The task — Which lines hold the string "text"? Copy every one of them.

Data supplied —
'''

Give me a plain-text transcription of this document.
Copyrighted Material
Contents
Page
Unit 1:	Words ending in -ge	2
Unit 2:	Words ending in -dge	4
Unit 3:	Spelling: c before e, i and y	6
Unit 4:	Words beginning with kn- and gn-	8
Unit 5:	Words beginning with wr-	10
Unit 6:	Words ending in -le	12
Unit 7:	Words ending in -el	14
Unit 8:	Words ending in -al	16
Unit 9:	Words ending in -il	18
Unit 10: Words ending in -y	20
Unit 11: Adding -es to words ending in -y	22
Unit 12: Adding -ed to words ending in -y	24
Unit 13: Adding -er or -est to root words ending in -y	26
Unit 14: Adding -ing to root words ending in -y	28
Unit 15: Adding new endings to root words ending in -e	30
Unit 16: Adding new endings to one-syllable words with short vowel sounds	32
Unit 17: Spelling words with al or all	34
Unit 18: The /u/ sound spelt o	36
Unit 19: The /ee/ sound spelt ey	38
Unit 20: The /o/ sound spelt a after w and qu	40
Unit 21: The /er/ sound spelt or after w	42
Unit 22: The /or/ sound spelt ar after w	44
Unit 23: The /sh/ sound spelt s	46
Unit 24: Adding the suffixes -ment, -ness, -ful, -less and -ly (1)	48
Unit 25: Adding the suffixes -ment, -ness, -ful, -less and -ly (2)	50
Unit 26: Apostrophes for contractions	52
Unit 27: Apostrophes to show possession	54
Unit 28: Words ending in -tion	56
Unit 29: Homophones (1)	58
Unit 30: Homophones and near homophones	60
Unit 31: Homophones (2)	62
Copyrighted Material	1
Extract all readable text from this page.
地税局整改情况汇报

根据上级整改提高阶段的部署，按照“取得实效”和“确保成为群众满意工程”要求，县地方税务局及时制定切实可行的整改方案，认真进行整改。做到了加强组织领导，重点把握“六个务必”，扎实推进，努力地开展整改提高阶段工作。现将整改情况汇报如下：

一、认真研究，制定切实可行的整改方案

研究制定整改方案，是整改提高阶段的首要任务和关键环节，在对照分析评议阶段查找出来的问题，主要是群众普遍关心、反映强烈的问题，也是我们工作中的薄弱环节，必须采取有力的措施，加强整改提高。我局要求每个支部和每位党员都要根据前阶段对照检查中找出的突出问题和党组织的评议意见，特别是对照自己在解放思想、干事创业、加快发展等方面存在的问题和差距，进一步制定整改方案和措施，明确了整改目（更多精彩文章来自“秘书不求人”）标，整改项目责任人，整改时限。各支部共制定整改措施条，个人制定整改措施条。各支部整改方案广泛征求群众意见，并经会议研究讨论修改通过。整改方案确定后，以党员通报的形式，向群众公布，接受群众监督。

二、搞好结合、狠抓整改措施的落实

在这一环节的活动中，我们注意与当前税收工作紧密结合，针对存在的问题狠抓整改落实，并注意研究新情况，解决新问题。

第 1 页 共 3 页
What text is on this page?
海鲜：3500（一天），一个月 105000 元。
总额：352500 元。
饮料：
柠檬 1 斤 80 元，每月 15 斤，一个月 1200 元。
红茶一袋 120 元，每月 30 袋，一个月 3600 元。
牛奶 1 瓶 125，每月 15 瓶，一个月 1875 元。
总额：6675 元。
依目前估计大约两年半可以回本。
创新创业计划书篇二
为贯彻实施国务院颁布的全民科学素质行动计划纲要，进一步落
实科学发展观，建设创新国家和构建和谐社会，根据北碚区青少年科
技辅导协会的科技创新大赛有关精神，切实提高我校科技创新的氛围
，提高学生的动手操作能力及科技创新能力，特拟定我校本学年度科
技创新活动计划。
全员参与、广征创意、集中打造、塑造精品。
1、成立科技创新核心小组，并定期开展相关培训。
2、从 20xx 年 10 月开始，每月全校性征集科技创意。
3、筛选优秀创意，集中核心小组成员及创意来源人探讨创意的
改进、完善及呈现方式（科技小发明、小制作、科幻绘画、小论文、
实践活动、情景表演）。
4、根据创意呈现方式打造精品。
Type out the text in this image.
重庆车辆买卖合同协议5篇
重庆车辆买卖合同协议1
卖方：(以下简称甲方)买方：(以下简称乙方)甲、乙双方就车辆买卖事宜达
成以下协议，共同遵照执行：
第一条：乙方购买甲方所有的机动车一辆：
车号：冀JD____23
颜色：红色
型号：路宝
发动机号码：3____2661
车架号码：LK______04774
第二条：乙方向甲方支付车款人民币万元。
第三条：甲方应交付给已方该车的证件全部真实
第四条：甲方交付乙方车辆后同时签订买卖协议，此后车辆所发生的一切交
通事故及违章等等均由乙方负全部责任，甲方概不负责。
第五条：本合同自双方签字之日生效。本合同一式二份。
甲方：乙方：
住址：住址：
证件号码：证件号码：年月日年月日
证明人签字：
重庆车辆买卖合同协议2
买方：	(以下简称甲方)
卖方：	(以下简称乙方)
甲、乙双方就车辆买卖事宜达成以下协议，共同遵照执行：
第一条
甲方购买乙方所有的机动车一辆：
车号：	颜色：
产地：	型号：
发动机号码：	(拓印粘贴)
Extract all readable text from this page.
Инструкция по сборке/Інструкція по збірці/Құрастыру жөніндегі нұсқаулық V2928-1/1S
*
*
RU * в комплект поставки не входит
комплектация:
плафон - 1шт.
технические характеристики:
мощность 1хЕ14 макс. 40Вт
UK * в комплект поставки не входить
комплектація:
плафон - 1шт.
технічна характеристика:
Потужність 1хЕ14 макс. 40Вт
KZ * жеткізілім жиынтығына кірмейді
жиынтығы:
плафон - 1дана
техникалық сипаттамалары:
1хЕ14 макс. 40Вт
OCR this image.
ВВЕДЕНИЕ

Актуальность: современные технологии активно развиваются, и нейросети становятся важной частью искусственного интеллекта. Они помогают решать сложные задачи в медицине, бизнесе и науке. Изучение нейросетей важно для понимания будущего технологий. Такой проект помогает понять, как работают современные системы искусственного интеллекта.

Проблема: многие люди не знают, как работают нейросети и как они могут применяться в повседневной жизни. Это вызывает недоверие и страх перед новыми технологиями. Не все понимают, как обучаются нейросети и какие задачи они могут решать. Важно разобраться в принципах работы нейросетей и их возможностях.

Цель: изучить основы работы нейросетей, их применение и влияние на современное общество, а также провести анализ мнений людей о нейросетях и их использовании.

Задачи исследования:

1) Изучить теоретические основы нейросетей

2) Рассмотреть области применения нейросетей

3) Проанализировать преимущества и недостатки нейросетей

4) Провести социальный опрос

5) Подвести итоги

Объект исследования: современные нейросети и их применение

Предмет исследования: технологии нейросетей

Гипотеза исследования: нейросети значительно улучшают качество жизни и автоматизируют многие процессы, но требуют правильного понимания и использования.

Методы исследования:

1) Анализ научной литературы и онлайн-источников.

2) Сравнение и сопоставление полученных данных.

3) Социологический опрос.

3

'''

Reply to the exercise —
Give me a plain-text transcription of this document.
Extract all readable text from this page.
What text is on this page?
Type out the text in this image.
Extract all readable text from this page.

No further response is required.